## Data records:

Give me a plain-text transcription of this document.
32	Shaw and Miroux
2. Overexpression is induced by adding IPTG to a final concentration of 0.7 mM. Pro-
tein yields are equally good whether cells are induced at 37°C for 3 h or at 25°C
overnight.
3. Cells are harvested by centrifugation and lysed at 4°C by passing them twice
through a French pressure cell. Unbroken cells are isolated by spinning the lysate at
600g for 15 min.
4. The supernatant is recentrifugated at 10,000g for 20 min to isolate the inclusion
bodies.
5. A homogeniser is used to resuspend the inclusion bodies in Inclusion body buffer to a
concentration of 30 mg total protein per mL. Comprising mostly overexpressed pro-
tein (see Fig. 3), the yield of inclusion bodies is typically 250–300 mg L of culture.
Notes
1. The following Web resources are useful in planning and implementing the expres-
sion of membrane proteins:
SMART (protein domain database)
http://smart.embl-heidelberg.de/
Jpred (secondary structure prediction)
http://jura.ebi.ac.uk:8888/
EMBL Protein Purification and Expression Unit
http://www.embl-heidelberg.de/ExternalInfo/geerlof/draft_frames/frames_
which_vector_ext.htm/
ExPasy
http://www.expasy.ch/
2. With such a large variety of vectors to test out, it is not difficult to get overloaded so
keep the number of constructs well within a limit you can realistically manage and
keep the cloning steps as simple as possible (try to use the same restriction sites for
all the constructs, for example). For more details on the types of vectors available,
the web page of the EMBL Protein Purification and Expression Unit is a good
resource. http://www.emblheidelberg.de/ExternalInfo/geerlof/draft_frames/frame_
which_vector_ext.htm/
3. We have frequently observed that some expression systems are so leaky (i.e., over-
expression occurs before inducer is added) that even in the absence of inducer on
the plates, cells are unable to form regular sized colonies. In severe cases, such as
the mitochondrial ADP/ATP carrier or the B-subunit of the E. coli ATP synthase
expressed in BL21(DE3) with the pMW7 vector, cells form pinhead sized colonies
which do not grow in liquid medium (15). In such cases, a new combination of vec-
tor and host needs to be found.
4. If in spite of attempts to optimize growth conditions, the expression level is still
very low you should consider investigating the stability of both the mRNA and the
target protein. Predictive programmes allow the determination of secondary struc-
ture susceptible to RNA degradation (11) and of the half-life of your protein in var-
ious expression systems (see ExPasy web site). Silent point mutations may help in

## Exercise description:
In the entries above, find the lines containing the word "ExternalInfo" and say how many there are, with no other words.

## Answer to this task:
2